### [Data excerpts]
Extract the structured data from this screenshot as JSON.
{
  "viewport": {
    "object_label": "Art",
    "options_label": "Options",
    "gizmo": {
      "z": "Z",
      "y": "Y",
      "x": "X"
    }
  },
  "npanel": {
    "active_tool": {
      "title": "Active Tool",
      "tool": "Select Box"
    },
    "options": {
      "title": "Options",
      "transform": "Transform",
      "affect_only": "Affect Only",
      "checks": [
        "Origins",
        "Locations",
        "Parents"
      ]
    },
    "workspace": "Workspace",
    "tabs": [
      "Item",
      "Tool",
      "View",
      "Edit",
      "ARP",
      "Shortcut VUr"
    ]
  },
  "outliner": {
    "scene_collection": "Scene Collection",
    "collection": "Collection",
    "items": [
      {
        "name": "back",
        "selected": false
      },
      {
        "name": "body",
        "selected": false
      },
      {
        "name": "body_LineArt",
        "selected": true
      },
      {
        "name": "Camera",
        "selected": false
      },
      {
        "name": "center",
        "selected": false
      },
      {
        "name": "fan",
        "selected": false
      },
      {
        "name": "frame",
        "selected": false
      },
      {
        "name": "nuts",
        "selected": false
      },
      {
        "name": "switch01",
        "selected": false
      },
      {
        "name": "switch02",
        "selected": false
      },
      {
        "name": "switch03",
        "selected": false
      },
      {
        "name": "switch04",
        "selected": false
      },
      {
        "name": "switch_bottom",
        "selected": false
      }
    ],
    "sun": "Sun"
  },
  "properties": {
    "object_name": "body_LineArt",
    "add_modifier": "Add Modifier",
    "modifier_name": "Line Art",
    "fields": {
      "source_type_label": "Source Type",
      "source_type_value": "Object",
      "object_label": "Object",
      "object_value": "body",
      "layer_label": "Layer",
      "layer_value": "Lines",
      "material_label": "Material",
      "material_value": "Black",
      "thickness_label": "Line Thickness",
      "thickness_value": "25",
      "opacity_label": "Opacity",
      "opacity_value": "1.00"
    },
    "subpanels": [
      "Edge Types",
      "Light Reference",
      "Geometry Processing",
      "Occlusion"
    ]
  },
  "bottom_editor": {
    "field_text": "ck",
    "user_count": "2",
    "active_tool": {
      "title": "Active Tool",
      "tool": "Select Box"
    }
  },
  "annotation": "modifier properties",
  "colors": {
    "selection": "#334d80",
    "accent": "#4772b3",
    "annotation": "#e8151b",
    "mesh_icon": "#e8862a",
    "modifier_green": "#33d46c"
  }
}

### [Task description]
Report how many lines include the word "annotation". Give nothing but the number.

### [Written response]
2